→ **GOAL**
Extract each line of the data and write it out again exactly.

**** THE RECORDS

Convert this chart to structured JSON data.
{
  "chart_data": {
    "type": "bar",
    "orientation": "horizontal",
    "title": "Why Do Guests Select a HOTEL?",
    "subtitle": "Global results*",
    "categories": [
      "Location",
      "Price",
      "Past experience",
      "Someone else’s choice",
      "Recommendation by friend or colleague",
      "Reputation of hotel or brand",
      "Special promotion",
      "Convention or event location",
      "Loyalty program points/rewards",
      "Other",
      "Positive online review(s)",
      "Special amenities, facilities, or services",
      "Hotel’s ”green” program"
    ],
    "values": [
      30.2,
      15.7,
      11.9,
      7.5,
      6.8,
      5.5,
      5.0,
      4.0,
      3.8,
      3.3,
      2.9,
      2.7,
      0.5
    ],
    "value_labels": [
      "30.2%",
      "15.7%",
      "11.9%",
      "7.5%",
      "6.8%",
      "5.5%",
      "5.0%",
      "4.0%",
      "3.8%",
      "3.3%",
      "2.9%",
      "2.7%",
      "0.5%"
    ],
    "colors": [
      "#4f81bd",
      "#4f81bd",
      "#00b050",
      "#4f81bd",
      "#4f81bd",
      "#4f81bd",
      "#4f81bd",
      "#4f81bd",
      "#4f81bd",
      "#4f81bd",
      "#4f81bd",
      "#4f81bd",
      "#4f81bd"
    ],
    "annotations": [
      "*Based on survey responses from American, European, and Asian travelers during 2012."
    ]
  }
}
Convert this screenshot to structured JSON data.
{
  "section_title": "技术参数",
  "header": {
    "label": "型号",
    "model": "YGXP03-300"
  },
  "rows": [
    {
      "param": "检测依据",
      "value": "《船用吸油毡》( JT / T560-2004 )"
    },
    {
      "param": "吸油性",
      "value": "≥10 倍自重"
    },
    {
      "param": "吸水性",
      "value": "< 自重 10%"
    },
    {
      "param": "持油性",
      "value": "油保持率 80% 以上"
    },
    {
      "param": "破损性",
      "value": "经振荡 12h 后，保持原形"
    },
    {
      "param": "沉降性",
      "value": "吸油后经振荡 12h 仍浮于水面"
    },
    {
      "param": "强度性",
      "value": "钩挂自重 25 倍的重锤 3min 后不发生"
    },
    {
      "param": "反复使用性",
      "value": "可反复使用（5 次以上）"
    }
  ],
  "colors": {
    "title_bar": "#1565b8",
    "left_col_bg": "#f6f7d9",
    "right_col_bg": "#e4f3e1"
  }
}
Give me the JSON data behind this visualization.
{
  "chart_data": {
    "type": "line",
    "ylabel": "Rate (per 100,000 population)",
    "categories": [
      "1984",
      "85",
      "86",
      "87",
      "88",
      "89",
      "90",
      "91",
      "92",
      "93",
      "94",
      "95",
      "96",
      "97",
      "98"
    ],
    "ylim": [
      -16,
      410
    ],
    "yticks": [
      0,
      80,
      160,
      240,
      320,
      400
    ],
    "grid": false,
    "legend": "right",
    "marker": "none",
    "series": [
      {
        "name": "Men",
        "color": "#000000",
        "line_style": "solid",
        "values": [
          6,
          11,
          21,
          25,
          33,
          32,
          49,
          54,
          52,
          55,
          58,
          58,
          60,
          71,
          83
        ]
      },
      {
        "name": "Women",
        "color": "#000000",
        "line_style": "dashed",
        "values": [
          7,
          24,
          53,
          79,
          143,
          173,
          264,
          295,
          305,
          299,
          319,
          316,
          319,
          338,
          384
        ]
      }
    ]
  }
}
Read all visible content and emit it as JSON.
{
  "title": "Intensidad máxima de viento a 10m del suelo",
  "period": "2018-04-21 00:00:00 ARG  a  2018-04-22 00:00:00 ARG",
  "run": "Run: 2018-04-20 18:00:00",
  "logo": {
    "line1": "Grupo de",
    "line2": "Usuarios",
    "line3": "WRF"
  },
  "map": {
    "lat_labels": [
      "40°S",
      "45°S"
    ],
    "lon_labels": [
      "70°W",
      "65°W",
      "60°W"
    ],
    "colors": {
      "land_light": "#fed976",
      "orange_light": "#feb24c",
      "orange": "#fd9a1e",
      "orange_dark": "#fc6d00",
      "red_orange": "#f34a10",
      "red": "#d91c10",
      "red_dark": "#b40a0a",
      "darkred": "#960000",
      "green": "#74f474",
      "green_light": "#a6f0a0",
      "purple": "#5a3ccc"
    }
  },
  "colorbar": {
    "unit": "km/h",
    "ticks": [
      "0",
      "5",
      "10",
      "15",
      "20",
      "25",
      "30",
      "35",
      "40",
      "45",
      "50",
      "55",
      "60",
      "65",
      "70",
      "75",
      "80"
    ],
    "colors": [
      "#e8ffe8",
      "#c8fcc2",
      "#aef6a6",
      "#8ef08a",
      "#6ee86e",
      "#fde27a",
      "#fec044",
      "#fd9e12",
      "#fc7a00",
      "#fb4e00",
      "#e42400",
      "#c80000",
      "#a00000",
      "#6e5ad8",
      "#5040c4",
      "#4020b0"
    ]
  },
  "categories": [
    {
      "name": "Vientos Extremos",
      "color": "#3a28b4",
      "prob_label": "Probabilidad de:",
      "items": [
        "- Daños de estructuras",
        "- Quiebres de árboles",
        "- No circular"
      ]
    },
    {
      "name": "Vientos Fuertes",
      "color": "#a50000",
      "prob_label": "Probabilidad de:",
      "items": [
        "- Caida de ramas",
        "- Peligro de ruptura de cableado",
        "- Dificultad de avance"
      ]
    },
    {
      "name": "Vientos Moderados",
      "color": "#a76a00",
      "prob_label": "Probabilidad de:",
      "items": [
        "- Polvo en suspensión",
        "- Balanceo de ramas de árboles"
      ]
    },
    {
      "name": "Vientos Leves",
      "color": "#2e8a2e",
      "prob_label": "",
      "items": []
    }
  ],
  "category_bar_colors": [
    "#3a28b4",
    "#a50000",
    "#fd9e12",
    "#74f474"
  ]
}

********

→ **THE OUTPUT**
Convert this chart to structured JSON data.
{
  "chart_data": {
    "type": "bar",
    "orientation": "horizontal",
    "title": "Why Do Guests Select a HOTEL?",
    "subtitle": "Global results*",
    "categories": [
      "Location",
      "Price",
      "Past experience",
      "Someone else’s choice",
      "Recommendation by friend or colleague",
      "Reputation of hotel or brand",
      "Special promotion",
      "Convention or event location",
      "Loyalty program points/rewards",
      "Other",
      "Positive online review(s)",
      "Special amenities, facilities, or services",
      "Hotel’s ”green” program"
    ],
    "values": [
      30.2,
      15.7,
      11.9,
      7.5,
      6.8,
      5.5,
      5.0,
      4.0,
      3.8,
      3.3,
      2.9,
      2.7,
      0.5
    ],
    "value_labels": [
      "30.2%",
      "15.7%",
      "11.9%",
      "7.5%",
      "6.8%",
      "5.5%",
      "5.0%",
      "4.0%",
      "3.8%",
      "3.3%",
      "2.9%",
      "2.7%",
      "0.5%"
    ],
    "colors": [
      "#4f81bd",
      "#4f81bd",
      "#00b050",
      "#4f81bd",
      "#4f81bd",
      "#4f81bd",
      "#4f81bd",
      "#4f81bd",
      "#4f81bd",
      "#4f81bd",
      "#4f81bd",
      "#4f81bd",
      "#4f81bd"
    ],
    "annotations": [
      "*Based on survey responses from American, European, and Asian travelers during 2012."
    ]
  }
}
Convert this screenshot to structured JSON data.
{
  "section_title": "技术参数",
  "header": {
    "label": "型号",
    "model": "YGXP03-300"
  },
  "rows": [
    {
      "param": "检测依据",
      "value": "《船用吸油毡》( JT / T560-2004 )"
    },
    {
      "param": "吸油性",
      "value": "≥10 倍自重"
    },
    {
      "param": "吸水性",
      "value": "< 自重 10%"
    },
    {
      "param": "持油性",
      "value": "油保持率 80% 以上"
    },
    {
      "param": "破损性",
      "value": "经振荡 12h 后，保持原形"
    },
    {
      "param": "沉降性",
      "value": "吸油后经振荡 12h 仍浮于水面"
    },
    {
      "param": "强度性",
      "value": "钩挂自重 25 倍的重锤 3min 后不发生"
    },
    {
      "param": "反复使用性",
      "value": "可反复使用（5 次以上）"
    }
  ],
  "colors": {
    "title_bar": "#1565b8",
    "left_col_bg": "#f6f7d9",
    "right_col_bg": "#e4f3e1"
  }
}
Give me the JSON data behind this visualization.
{
  "chart_data": {
    "type": "line",
    "ylabel": "Rate (per 100,000 population)",
    "categories": [
      "1984",
      "85",
      "86",
      "87",
      "88",
      "89",
      "90",
      "91",
      "92",
      "93",
      "94",
      "95",
      "96",
      "97",
      "98"
    ],
    "ylim": [
      -16,
      410
    ],
    "yticks": [
      0,
      80,
      160,
      240,
      320,
      400
    ],
    "grid": false,
    "legend": "right",
    "marker": "none",
    "series": [
      {
        "name": "Men",
        "color": "#000000",
        "line_style": "solid",
        "values": [
          6,
          11,
          21,
          25,
          33,
          32,
          49,
          54,
          52,
          55,
          58,
          58,
          60,
          71,
          83
        ]
      },
      {
        "name": "Women",
        "color": "#000000",
        "line_style": "dashed",
        "values": [
          7,
          24,
          53,
          79,
          143,
          173,
          264,
          295,
          305,
          299,
          319,
          316,
          319,
          338,
          384
        ]
      }
    ]
  }
}
Read all visible content and emit it as JSON.
{
  "title": "Intensidad máxima de viento a 10m del suelo",
  "period": "2018-04-21 00:00:00 ARG  a  2018-04-22 00:00:00 ARG",
  "run": "Run: 2018-04-20 18:00:00",
  "logo": {
    "line1": "Grupo de",
    "line2": "Usuarios",
    "line3": "WRF"
  },
  "map": {
    "lat_labels": [
      "40°S",
      "45°S"
    ],
    "lon_labels": [
      "70°W",
      "65°W",
      "60°W"
    ],
    "colors": {
      "land_light": "#fed976",
      "orange_light": "#feb24c",
      "orange": "#fd9a1e",
      "orange_dark": "#fc6d00",
      "red_orange": "#f34a10",
      "red": "#d91c10",
      "red_dark": "#b40a0a",
      "darkred": "#960000",
      "green": "#74f474",
      "green_light": "#a6f0a0",
      "purple": "#5a3ccc"
    }
  },
  "colorbar": {
    "unit": "km/h",
    "ticks": [
      "0",
      "5",
      "10",
      "15",
      "20",
      "25",
      "30",
      "35",
      "40",
      "45",
      "50",
      "55",
      "60",
      "65",
      "70",
      "75",
      "80"
    ],
    "colors": [
      "#e8ffe8",
      "#c8fcc2",
      "#aef6a6",
      "#8ef08a",
      "#6ee86e",
      "#fde27a",
      "#fec044",
      "#fd9e12",
      "#fc7a00",
      "#fb4e00",
      "#e42400",
      "#c80000",
      "#a00000",
      "#6e5ad8",
      "#5040c4",
      "#4020b0"
    ]
  },
  "categories": [
    {
      "name": "Vientos Extremos",
      "color": "#3a28b4",
      "prob_label": "Probabilidad de:",
      "items": [
        "- Daños de estructuras",
        "- Quiebres de árboles",
        "- No circular"
      ]
    },
    {
      "name": "Vientos Fuertes",
      "color": "#a50000",
      "prob_label": "Probabilidad de:",
      "items": [
        "- Caida de ramas",
        "- Peligro de ruptura de cableado",
        "- Dificultad de avance"
      ]
    },
    {
      "name": "Vientos Moderados",
      "color": "#a76a00",
      "prob_label": "Probabilidad de:",
      "items": [
        "- Polvo en suspensión",
        "- Balanceo de ramas de árboles"
      ]
    },
    {
      "name": "Vientos Leves",
      "color": "#2e8a2e",
      "prob_label": "",
      "items": []
    }
  ],
  "category_bar_colors": [
    "#3a28b4",
    "#a50000",
    "#fd9e12",
    "#74f474"
  ]
}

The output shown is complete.